» **Entries provided**
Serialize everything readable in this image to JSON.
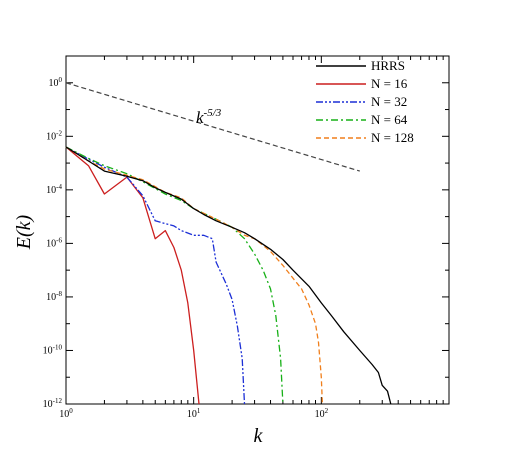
{
  "chart_data": {
    "type": "line",
    "x_scale": "log",
    "y_scale": "log",
    "xlim": [
      1,
      1000
    ],
    "ylim": [
      1e-12,
      10
    ],
    "xlabel": "k",
    "ylabel": "E(k)",
    "x_ticks": [
      {
        "value": 1,
        "label": "10",
        "exp": "0"
      },
      {
        "value": 10,
        "label": "10",
        "exp": "1"
      },
      {
        "value": 100,
        "label": "10",
        "exp": "2"
      }
    ],
    "y_ticks": [
      {
        "value": 1,
        "label": "10",
        "exp": "0"
      },
      {
        "value": 0.01,
        "label": "10",
        "exp": "-2"
      },
      {
        "value": 0.0001,
        "label": "10",
        "exp": "-4"
      },
      {
        "value": 1e-06,
        "label": "10",
        "exp": "-6"
      },
      {
        "value": 1e-08,
        "label": "10",
        "exp": "-8"
      },
      {
        "value": 1e-10,
        "label": "10",
        "exp": "-10"
      },
      {
        "value": 1e-12,
        "label": "10",
        "exp": "-12"
      }
    ],
    "grid": false,
    "legend_position": "top-right",
    "annotation": {
      "base": "k",
      "exp": "-5/3"
    },
    "series": [
      {
        "name": "HRRS",
        "color": "#000000",
        "dash": "solid",
        "points": [
          [
            1,
            0.004
          ],
          [
            1.5,
            0.0012
          ],
          [
            2,
            0.0005
          ],
          [
            3,
            0.00032
          ],
          [
            4,
            0.00022
          ],
          [
            5,
            0.00012
          ],
          [
            6,
            8e-05
          ],
          [
            8,
            4.5e-05
          ],
          [
            10,
            2e-05
          ],
          [
            12,
            1.2e-05
          ],
          [
            15,
            7e-06
          ],
          [
            20,
            4e-06
          ],
          [
            25,
            2.5e-06
          ],
          [
            30,
            1.5e-06
          ],
          [
            40,
            6e-07
          ],
          [
            50,
            2.5e-07
          ],
          [
            60,
            1e-07
          ],
          [
            80,
            2.5e-08
          ],
          [
            100,
            6e-09
          ],
          [
            120,
            2e-09
          ],
          [
            150,
            5e-10
          ],
          [
            200,
            1e-10
          ],
          [
            250,
            3e-11
          ],
          [
            280,
            1.5e-11
          ],
          [
            300,
            5e-12
          ],
          [
            330,
            3e-12
          ],
          [
            350,
            1e-12
          ]
        ]
      },
      {
        "name": "N = 16",
        "color": "#cc1f1f",
        "dash": "solid",
        "points": [
          [
            1,
            0.004
          ],
          [
            1.5,
            0.0008
          ],
          [
            2,
            7e-05
          ],
          [
            3,
            0.0003
          ],
          [
            4,
            5e-05
          ],
          [
            5,
            1.5e-06
          ],
          [
            6,
            3e-06
          ],
          [
            7,
            7e-07
          ],
          [
            8,
            1e-07
          ],
          [
            9,
            6e-09
          ],
          [
            10,
            1e-10
          ],
          [
            11,
            1e-12
          ]
        ]
      },
      {
        "name": "N = 32",
        "color": "#1c2fd6",
        "dash": "dashdotdot",
        "points": [
          [
            1,
            0.004
          ],
          [
            1.5,
            0.0014
          ],
          [
            2,
            0.0007
          ],
          [
            3,
            0.0003
          ],
          [
            4,
            6e-05
          ],
          [
            5,
            7e-06
          ],
          [
            6,
            5.5e-06
          ],
          [
            7,
            4.5e-06
          ],
          [
            8,
            3e-06
          ],
          [
            10,
            2e-06
          ],
          [
            12,
            2e-06
          ],
          [
            14,
            1.5e-06
          ],
          [
            15,
            2e-07
          ],
          [
            18,
            3e-08
          ],
          [
            20,
            8e-09
          ],
          [
            22,
            8e-10
          ],
          [
            24,
            5e-11
          ],
          [
            25,
            1e-12
          ]
        ]
      },
      {
        "name": "N = 64",
        "color": "#17b017",
        "dash": "dashdot",
        "points": [
          [
            1,
            0.004
          ],
          [
            1.5,
            0.0015
          ],
          [
            2,
            0.0008
          ],
          [
            3,
            0.0004
          ],
          [
            4,
            0.0002
          ],
          [
            6,
            7e-05
          ],
          [
            8,
            4e-05
          ],
          [
            10,
            2e-05
          ],
          [
            15,
            8e-06
          ],
          [
            20,
            4e-06
          ],
          [
            25,
            1.5e-06
          ],
          [
            30,
            4e-07
          ],
          [
            35,
            1e-07
          ],
          [
            40,
            2e-08
          ],
          [
            44,
            2e-09
          ],
          [
            48,
            5e-11
          ],
          [
            50,
            1e-12
          ]
        ]
      },
      {
        "name": "N = 128",
        "color": "#f07f1c",
        "dash": "dashed",
        "points": [
          [
            1,
            0.004
          ],
          [
            1.5,
            0.0012
          ],
          [
            2,
            0.0006
          ],
          [
            3,
            0.00035
          ],
          [
            4,
            0.00024
          ],
          [
            6,
            8e-05
          ],
          [
            8,
            5e-05
          ],
          [
            10,
            2e-05
          ],
          [
            15,
            8e-06
          ],
          [
            20,
            4e-06
          ],
          [
            25,
            2e-06
          ],
          [
            30,
            1.5e-06
          ],
          [
            40,
            5e-07
          ],
          [
            50,
            1.5e-07
          ],
          [
            60,
            5e-08
          ],
          [
            70,
            2e-08
          ],
          [
            80,
            5e-09
          ],
          [
            90,
            1e-09
          ],
          [
            95,
            2e-10
          ],
          [
            100,
            1e-11
          ],
          [
            102,
            1e-12
          ]
        ]
      }
    ],
    "reference_line": {
      "color": "#444444",
      "dash": "dashed",
      "points": [
        [
          1,
          1
        ],
        [
          200,
          0.0005
        ]
      ]
    }
  }
}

» **Task statement**
Going through the entries above, report how many lines include the string "dash". The number alone is the answer.

» **Answer for this exercise**
6